• _WHAT NEEDS TO BE DONE_: Send back the entries below exactly as they appear.
* BEGIN RECORDED INFORMATION *
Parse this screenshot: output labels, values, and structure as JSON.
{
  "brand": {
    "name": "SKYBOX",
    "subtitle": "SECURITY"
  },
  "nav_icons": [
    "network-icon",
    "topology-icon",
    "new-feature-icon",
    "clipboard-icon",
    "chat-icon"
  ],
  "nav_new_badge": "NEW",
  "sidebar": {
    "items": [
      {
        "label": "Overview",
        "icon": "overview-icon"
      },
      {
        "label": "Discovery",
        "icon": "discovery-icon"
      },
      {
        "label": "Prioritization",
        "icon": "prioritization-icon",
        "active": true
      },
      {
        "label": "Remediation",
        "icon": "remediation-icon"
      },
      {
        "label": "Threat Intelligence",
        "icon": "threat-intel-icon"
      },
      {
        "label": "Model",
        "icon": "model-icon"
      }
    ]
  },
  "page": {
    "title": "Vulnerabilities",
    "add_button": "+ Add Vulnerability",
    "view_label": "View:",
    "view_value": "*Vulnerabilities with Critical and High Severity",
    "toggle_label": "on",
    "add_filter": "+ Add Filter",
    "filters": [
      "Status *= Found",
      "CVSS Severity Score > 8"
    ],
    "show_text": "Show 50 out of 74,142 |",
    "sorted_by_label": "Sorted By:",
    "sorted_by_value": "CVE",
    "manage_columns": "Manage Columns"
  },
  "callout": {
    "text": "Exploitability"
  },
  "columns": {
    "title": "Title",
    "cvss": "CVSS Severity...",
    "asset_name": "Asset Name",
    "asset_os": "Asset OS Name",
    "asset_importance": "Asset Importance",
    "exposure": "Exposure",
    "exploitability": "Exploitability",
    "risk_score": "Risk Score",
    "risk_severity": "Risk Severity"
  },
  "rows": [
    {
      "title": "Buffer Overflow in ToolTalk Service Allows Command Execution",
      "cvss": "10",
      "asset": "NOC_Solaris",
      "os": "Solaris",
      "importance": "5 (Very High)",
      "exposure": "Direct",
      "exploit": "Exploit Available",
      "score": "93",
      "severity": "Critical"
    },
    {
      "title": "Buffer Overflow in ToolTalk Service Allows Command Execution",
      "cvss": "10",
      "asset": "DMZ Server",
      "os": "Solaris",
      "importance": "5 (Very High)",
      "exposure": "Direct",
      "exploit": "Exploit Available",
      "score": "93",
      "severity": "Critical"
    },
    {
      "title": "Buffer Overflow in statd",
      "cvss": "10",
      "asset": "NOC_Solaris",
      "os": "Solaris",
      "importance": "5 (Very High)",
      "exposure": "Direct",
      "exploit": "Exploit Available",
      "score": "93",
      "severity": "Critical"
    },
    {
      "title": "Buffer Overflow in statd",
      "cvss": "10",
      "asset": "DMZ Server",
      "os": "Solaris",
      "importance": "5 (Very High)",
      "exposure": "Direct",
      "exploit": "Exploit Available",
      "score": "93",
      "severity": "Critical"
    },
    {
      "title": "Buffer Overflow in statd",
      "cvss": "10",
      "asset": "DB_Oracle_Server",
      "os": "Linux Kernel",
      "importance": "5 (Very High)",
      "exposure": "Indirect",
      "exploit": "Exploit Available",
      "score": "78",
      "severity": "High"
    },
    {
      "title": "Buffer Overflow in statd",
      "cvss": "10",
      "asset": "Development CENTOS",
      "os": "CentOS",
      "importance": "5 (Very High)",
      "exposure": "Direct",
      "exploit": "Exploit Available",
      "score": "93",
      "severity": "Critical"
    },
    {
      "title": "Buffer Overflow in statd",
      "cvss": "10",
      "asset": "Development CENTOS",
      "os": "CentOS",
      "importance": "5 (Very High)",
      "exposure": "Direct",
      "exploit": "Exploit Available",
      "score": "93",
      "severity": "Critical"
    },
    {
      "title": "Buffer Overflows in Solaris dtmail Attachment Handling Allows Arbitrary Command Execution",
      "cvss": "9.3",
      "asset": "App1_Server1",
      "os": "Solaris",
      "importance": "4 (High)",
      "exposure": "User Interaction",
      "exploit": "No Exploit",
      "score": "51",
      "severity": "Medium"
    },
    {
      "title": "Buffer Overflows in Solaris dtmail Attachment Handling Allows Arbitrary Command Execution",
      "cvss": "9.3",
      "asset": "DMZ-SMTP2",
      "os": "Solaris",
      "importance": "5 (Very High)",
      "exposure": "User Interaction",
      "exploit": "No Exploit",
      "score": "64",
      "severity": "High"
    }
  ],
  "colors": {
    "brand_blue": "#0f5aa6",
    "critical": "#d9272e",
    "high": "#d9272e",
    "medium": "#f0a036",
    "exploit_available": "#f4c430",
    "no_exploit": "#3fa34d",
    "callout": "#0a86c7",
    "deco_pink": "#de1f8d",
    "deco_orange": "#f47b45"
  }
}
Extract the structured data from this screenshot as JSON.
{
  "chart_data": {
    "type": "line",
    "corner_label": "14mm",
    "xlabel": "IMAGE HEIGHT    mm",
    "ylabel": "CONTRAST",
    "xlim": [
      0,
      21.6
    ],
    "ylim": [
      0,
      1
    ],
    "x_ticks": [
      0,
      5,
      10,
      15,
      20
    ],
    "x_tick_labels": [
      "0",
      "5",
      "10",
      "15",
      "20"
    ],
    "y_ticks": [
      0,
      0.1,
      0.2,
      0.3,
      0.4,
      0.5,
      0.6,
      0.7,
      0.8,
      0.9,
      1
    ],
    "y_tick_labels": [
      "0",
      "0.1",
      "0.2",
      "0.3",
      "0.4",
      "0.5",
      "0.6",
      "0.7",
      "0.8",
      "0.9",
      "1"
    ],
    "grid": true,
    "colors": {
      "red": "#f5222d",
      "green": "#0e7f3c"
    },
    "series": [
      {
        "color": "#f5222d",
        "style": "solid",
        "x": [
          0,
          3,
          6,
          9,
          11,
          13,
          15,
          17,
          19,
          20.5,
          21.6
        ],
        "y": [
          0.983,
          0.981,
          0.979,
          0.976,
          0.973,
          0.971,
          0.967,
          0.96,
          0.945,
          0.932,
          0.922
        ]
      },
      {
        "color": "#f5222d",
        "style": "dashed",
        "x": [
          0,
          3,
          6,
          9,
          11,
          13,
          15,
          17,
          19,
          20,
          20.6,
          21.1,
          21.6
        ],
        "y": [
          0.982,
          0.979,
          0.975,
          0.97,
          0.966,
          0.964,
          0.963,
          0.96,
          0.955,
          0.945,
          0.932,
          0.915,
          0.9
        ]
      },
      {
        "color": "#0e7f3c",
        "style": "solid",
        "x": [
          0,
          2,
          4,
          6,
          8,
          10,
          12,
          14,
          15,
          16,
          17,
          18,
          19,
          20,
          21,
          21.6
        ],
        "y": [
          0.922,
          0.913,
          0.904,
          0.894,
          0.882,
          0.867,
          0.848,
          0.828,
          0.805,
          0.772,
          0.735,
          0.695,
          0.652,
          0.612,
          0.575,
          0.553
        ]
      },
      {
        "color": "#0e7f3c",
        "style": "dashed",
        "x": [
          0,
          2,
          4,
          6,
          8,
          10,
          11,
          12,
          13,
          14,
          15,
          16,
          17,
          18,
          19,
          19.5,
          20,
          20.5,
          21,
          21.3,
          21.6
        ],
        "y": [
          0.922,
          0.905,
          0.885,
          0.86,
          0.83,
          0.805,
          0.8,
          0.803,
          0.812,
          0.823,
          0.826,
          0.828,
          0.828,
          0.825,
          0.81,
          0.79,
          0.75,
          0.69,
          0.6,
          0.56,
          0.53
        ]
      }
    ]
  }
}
* END RECORDED INFORMATION *
• _EXERCISE SOLUTION_:
Parse this screenshot: output labels, values, and structure as JSON.
{
  "brand": {
    "name": "SKYBOX",
    "subtitle": "SECURITY"
  },
  "nav_icons": [
    "network-icon",
    "topology-icon",
    "new-feature-icon",
    "clipboard-icon",
    "chat-icon"
  ],
  "nav_new_badge": "NEW",
  "sidebar": {
    "items": [
      {
        "label": "Overview",
        "icon": "overview-icon"
      },
      {
        "label": "Discovery",
        "icon": "discovery-icon"
      },
      {
        "label": "Prioritization",
        "icon": "prioritization-icon",
        "active": true
      },
      {
        "label": "Remediation",
        "icon": "remediation-icon"
      },
      {
        "label": "Threat Intelligence",
        "icon": "threat-intel-icon"
      },
      {
        "label": "Model",
        "icon": "model-icon"
      }
    ]
  },
  "page": {
    "title": "Vulnerabilities",
    "add_button": "+ Add Vulnerability",
    "view_label": "View:",
    "view_value": "*Vulnerabilities with Critical and High Severity",
    "toggle_label": "on",
    "add_filter": "+ Add Filter",
    "filters": [
      "Status *= Found",
      "CVSS Severity Score > 8"
    ],
    "show_text": "Show 50 out of 74,142 |",
    "sorted_by_label": "Sorted By:",
    "sorted_by_value": "CVE",
    "manage_columns": "Manage Columns"
  },
  "callout": {
    "text": "Exploitability"
  },
  "columns": {
    "title": "Title",
    "cvss": "CVSS Severity...",
    "asset_name": "Asset Name",
    "asset_os": "Asset OS Name",
    "asset_importance": "Asset Importance",
    "exposure": "Exposure",
    "exploitability": "Exploitability",
    "risk_score": "Risk Score",
    "risk_severity": "Risk Severity"
  },
  "rows": [
    {
      "title": "Buffer Overflow in ToolTalk Service Allows Command Execution",
      "cvss": "10",
      "asset": "NOC_Solaris",
      "os": "Solaris",
      "importance": "5 (Very High)",
      "exposure": "Direct",
      "exploit": "Exploit Available",
      "score": "93",
      "severity": "Critical"
    },
    {
      "title": "Buffer Overflow in ToolTalk Service Allows Command Execution",
      "cvss": "10",
      "asset": "DMZ Server",
      "os": "Solaris",
      "importance": "5 (Very High)",
      "exposure": "Direct",
      "exploit": "Exploit Available",
      "score": "93",
      "severity": "Critical"
    },
    {
      "title": "Buffer Overflow in statd",
      "cvss": "10",
      "asset": "NOC_Solaris",
      "os": "Solaris",
      "importance": "5 (Very High)",
      "exposure": "Direct",
      "exploit": "Exploit Available",
      "score": "93",
      "severity": "Critical"
    },
    {
      "title": "Buffer Overflow in statd",
      "cvss": "10",
      "asset": "DMZ Server",
      "os": "Solaris",
      "importance": "5 (Very High)",
      "exposure": "Direct",
      "exploit": "Exploit Available",
      "score": "93",
      "severity": "Critical"
    },
    {
      "title": "Buffer Overflow in statd",
      "cvss": "10",
      "asset": "DB_Oracle_Server",
      "os": "Linux Kernel",
      "importance": "5 (Very High)",
      "exposure": "Indirect",
      "exploit": "Exploit Available",
      "score": "78",
      "severity": "High"
    },
    {
      "title": "Buffer Overflow in statd",
      "cvss": "10",
      "asset": "Development CENTOS",
      "os": "CentOS",
      "importance": "5 (Very High)",
      "exposure": "Direct",
      "exploit": "Exploit Available",
      "score": "93",
      "severity": "Critical"
    },
    {
      "title": "Buffer Overflow in statd",
      "cvss": "10",
      "asset": "Development CENTOS",
      "os": "CentOS",
      "importance": "5 (Very High)",
      "exposure": "Direct",
      "exploit": "Exploit Available",
      "score": "93",
      "severity": "Critical"
    },
    {
      "title": "Buffer Overflows in Solaris dtmail Attachment Handling Allows Arbitrary Command Execution",
      "cvss": "9.3",
      "asset": "App1_Server1",
      "os": "Solaris",
      "importance": "4 (High)",
      "exposure": "User Interaction",
      "exploit": "No Exploit",
      "score": "51",
      "severity": "Medium"
    },
    {
      "title": "Buffer Overflows in Solaris dtmail Attachment Handling Allows Arbitrary Command Execution",
      "cvss": "9.3",
      "asset": "DMZ-SMTP2",
      "os": "Solaris",
      "importance": "5 (Very High)",
      "exposure": "User Interaction",
      "exploit": "No Exploit",
      "score": "64",
      "severity": "High"
    }
  ],
  "colors": {
    "brand_blue": "#0f5aa6",
    "critical": "#d9272e",
    "high": "#d9272e",
    "medium": "#f0a036",
    "exploit_available": "#f4c430",
    "no_exploit": "#3fa34d",
    "callout": "#0a86c7",
    "deco_pink": "#de1f8d",
    "deco_orange": "#f47b45"
  }
}
Extract the structured data from this screenshot as JSON.
{
  "chart_data": {
    "type": "line",
    "corner_label": "14mm",
    "xlabel": "IMAGE HEIGHT    mm",
    "ylabel": "CONTRAST",
    "xlim": [
      0,
      21.6
    ],
    "ylim": [
      0,
      1
    ],
    "x_ticks": [
      0,
      5,
      10,
      15,
      20
    ],
    "x_tick_labels": [
      "0",
      "5",
      "10",
      "15",
      "20"
    ],
    "y_ticks": [
      0,
      0.1,
      0.2,
      0.3,
      0.4,
      0.5,
      0.6,
      0.7,
      0.8,
      0.9,
      1
    ],
    "y_tick_labels": [
      "0",
      "0.1",
      "0.2",
      "0.3",
      "0.4",
      "0.5",
      "0.6",
      "0.7",
      "0.8",
      "0.9",
      "1"
    ],
    "grid": true,
    "colors": {
      "red": "#f5222d",
      "green": "#0e7f3c"
    },
    "series": [
      {
        "color": "#f5222d",
        "style": "solid",
        "x": [
          0,
          3,
          6,
          9,
          11,
          13,
          15,
          17,
          19,
          20.5,
          21.6
        ],
        "y": [
          0.983,
          0.981,
          0.979,
          0.976,
          0.973,
          0.971,
          0.967,
          0.96,
          0.945,
          0.932,
          0.922
        ]
      },
      {
        "color": "#f5222d",
        "style": "dashed",
        "x": [
          0,
          3,
          6,
          9,
          11,
          13,
          15,
          17,
          19,
          20,
          20.6,
          21.1,
          21.6
        ],
        "y": [
          0.982,
          0.979,
          0.975,
          0.97,
          0.966,
          0.964,
          0.963,
          0.96,
          0.955,
          0.945,
          0.932,
          0.915,
          0.9
        ]
      },
      {
        "color": "#0e7f3c",
        "style": "solid",
        "x": [
          0,
          2,
          4,
          6,
          8,
          10,
          12,
          14,
          15,
          16,
          17,
          18,
          19,
          20,
          21,
          21.6
        ],
        "y": [
          0.922,
          0.913,
          0.904,
          0.894,
          0.882,
          0.867,
          0.848,
          0.828,
          0.805,
          0.772,
          0.735,
          0.695,
          0.652,
          0.612,
          0.575,
          0.553
        ]
      },
      {
        "color": "#0e7f3c",
        "style": "dashed",
        "x": [
          0,
          2,
          4,
          6,
          8,
          10,
          11,
          12,
          13,
          14,
          15,
          16,
          17,
          18,
          19,
          19.5,
          20,
          20.5,
          21,
          21.3,
          21.6
        ],
        "y": [
          0.922,
          0.905,
          0.885,
          0.86,
          0.83,
          0.805,
          0.8,
          0.803,
          0.812,
          0.823,
          0.826,
          0.828,
          0.828,
          0.825,
          0.81,
          0.79,
          0.75,
          0.69,
          0.6,
          0.56,
          0.53
        ]
      }
    ]
  }
}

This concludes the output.